>> start Recorded information

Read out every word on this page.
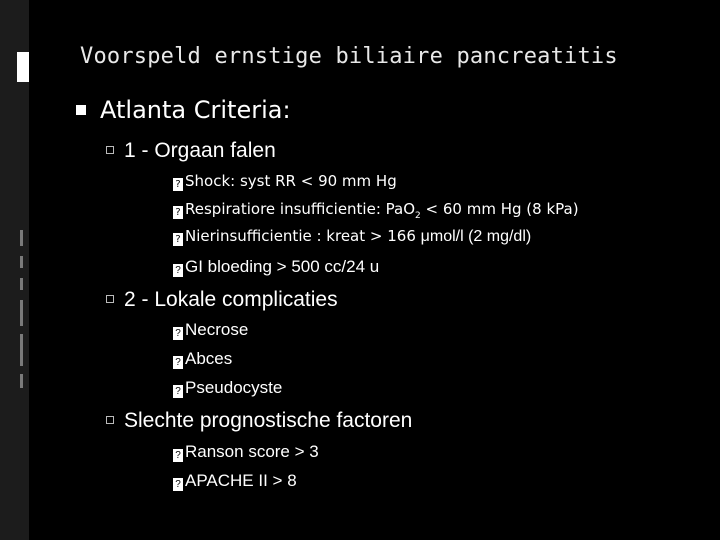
Voorspeld ernstige biliaire pancreatitis
Atlanta Criteria:
1 - Orgaan falen
? Shock: syst RR < 90 mm Hg
? Respiratiore insufficientie: PaO$_2$ < 60 mm Hg (8 kPa)
? Nierinsufficientie : kreat > 166 μmol/l (2 mg/dl)
? GI bloeding > 500 cc/24 u
2 - Lokale complicaties
? Necrose
? Abces
? Pseudocyste
Slechte prognostische factoren
? Ranson score > 3
? APACHE II > 8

>> end Recorded information

Take the data above and repeat it exactly, leaving each picture out.

→ **Solution to this problem**
Read out every word on this page.
Voorspeld ernstige biliaire pancreatitis
Atlanta Criteria:
1 - Orgaan falen
? Shock: syst RR < 90 mm Hg
? Respiratiore insufficientie: PaO$_2$ < 60 mm Hg (8 kPa)
? Nierinsufficientie : kreat > 166 μmol/l (2 mg/dl)
? GI bloeding > 500 cc/24 u
2 - Lokale complicaties
? Necrose
? Abces
? Pseudocyste
Slechte prognostische factoren
? Ranson score > 3
? APACHE II > 8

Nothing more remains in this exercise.